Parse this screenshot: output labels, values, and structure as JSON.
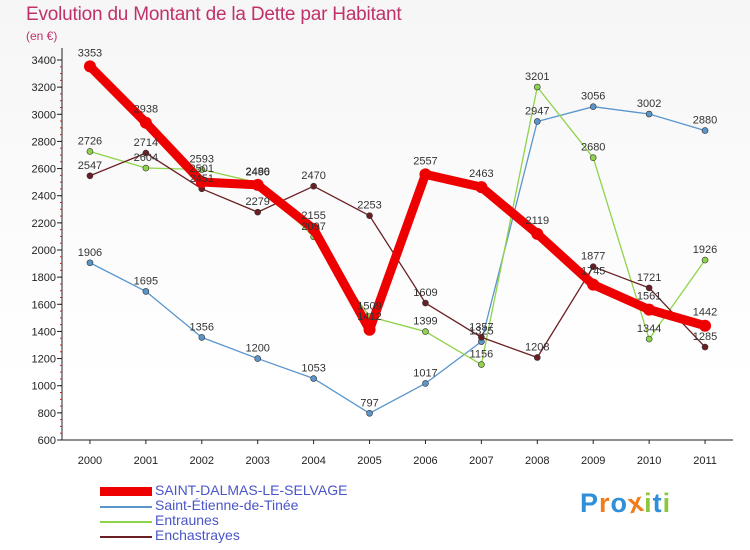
{
  "chart_data": {
    "type": "line",
    "title": "Evolution du Montant de la Dette par Habitant",
    "subtitle": "(en €)",
    "x": [
      "2000",
      "2001",
      "2002",
      "2003",
      "2004",
      "2005",
      "2006",
      "2007",
      "2008",
      "2009",
      "2010",
      "2011"
    ],
    "ylim": [
      600,
      3400
    ],
    "yticks": [
      600,
      800,
      1000,
      1200,
      1400,
      1600,
      1800,
      2000,
      2200,
      2400,
      2600,
      2800,
      3000,
      3200,
      3400
    ],
    "grid": false,
    "legend_position": "bottom-left",
    "series": [
      {
        "name": "SAINT-DALMAS-LE-SELVAGE",
        "color": "#ee0000",
        "emphasis": true,
        "values": [
          3353,
          2938,
          2501,
          2480,
          2155,
          1412,
          2557,
          2463,
          2119,
          1745,
          1561,
          1442
        ]
      },
      {
        "name": "Saint-Étienne-de-Tinée",
        "color": "#5a96cc",
        "values": [
          1906,
          1695,
          1356,
          1200,
          1053,
          797,
          1017,
          1325,
          2947,
          3056,
          3002,
          2880
        ]
      },
      {
        "name": "Entraunes",
        "color": "#8fd34a",
        "values": [
          2726,
          2604,
          2593,
          2496,
          2097,
          1509,
          1399,
          1156,
          3201,
          2680,
          1344,
          1926
        ]
      },
      {
        "name": "Enchastrayes",
        "color": "#6b1f24",
        "values": [
          2547,
          2714,
          2451,
          2279,
          2470,
          2253,
          1609,
          1357,
          1208,
          1877,
          1721,
          1285
        ]
      }
    ]
  },
  "brand": {
    "letters": [
      "P",
      "r",
      "o",
      "x",
      "i",
      "t",
      "i"
    ],
    "colors": [
      "#2f8fd8",
      "#f07d1a",
      "#2f8fd8",
      "#f07d1a",
      "#8dc63f",
      "#2f8fd8",
      "#8dc63f"
    ]
  }
}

=-=-=-=-=

• Set task:
Repeat verbatim all the material, but not the pictures.

• Final result:
Parse this screenshot: output labels, values, and structure as JSON.
{
  "chart_data": {
    "type": "line",
    "title": "Evolution du Montant de la Dette par Habitant",
    "subtitle": "(en €)",
    "x": [
      "2000",
      "2001",
      "2002",
      "2003",
      "2004",
      "2005",
      "2006",
      "2007",
      "2008",
      "2009",
      "2010",
      "2011"
    ],
    "ylim": [
      600,
      3400
    ],
    "yticks": [
      600,
      800,
      1000,
      1200,
      1400,
      1600,
      1800,
      2000,
      2200,
      2400,
      2600,
      2800,
      3000,
      3200,
      3400
    ],
    "grid": false,
    "legend_position": "bottom-left",
    "series": [
      {
        "name": "SAINT-DALMAS-LE-SELVAGE",
        "color": "#ee0000",
        "emphasis": true,
        "values": [
          3353,
          2938,
          2501,
          2480,
          2155,
          1412,
          2557,
          2463,
          2119,
          1745,
          1561,
          1442
        ]
      },
      {
        "name": "Saint-Étienne-de-Tinée",
        "color": "#5a96cc",
        "values": [
          1906,
          1695,
          1356,
          1200,
          1053,
          797,
          1017,
          1325,
          2947,
          3056,
          3002,
          2880
        ]
      },
      {
        "name": "Entraunes",
        "color": "#8fd34a",
        "values": [
          2726,
          2604,
          2593,
          2496,
          2097,
          1509,
          1399,
          1156,
          3201,
          2680,
          1344,
          1926
        ]
      },
      {
        "name": "Enchastrayes",
        "color": "#6b1f24",
        "values": [
          2547,
          2714,
          2451,
          2279,
          2470,
          2253,
          1609,
          1357,
          1208,
          1877,
          1721,
          1285
        ]
      }
    ]
  },
  "brand": {
    "letters": [
      "P",
      "r",
      "o",
      "x",
      "i",
      "t",
      "i"
    ],
    "colors": [
      "#2f8fd8",
      "#f07d1a",
      "#2f8fd8",
      "#f07d1a",
      "#8dc63f",
      "#2f8fd8",
      "#8dc63f"
    ]
  }
}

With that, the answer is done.